%%
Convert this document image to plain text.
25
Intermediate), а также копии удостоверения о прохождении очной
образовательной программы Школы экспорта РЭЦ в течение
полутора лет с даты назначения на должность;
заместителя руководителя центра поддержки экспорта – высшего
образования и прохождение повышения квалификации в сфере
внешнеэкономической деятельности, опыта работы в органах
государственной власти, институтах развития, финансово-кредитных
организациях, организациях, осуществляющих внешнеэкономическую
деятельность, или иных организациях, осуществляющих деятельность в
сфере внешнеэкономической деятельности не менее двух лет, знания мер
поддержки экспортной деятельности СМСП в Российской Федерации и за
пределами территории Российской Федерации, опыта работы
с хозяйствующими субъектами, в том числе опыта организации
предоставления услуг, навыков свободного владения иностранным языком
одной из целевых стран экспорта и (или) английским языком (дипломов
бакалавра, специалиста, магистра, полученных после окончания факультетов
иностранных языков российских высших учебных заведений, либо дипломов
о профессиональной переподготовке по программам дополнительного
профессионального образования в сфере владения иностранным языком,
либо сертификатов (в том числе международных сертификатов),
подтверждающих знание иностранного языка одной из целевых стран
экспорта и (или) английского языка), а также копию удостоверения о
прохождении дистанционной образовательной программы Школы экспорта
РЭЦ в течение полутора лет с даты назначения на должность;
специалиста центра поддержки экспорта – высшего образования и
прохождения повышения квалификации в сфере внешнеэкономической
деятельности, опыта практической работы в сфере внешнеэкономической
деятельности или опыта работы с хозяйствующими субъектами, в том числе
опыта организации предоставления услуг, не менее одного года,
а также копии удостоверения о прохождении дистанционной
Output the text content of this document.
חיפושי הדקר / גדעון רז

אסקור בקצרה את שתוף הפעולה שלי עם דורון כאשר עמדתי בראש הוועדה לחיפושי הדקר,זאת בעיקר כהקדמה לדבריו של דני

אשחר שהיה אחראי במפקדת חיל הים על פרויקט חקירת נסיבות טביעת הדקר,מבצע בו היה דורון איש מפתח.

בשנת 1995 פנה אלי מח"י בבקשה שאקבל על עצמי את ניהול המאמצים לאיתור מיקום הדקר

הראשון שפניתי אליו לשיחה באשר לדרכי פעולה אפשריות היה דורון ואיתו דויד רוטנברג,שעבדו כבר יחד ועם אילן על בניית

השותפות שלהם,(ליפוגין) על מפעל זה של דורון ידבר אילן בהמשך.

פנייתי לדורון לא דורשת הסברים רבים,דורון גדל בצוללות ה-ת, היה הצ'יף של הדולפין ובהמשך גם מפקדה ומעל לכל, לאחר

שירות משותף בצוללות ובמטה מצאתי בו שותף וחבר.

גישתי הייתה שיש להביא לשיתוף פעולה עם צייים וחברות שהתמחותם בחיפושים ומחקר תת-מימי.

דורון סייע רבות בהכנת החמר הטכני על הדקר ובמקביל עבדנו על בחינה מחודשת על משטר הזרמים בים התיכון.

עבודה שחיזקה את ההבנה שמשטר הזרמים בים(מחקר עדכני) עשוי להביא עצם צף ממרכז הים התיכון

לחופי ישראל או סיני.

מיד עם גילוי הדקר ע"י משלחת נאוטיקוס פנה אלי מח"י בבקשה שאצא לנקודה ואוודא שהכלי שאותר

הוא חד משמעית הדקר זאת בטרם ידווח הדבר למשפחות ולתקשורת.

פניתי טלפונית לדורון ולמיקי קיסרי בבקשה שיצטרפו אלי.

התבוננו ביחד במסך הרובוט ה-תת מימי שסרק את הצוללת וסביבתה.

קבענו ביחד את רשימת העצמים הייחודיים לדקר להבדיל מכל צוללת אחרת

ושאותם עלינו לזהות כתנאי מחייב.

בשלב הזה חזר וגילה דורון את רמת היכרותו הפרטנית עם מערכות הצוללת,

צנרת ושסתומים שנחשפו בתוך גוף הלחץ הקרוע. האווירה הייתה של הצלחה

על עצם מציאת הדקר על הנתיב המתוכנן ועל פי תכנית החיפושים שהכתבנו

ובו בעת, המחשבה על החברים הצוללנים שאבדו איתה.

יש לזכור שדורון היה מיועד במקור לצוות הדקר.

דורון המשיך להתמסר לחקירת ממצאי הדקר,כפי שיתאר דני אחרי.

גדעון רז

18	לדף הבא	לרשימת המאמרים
%%
#### THE PROBLEM:
Using the listing above, return all lines where the word "экспорта" occurs.

#### FINISHED TASK:
образовательной программы Школы экспорта РЭЦ в течение
заместителя руководителя центра поддержки экспорта – высшего
одной из целевых стран экспорта и (или) английским языком (дипломов
экспорта и (или) английского языка), а также копию удостоверения о
прохождении дистанционной образовательной программы Школы экспорта
специалиста центра поддержки экспорта – высшего образования и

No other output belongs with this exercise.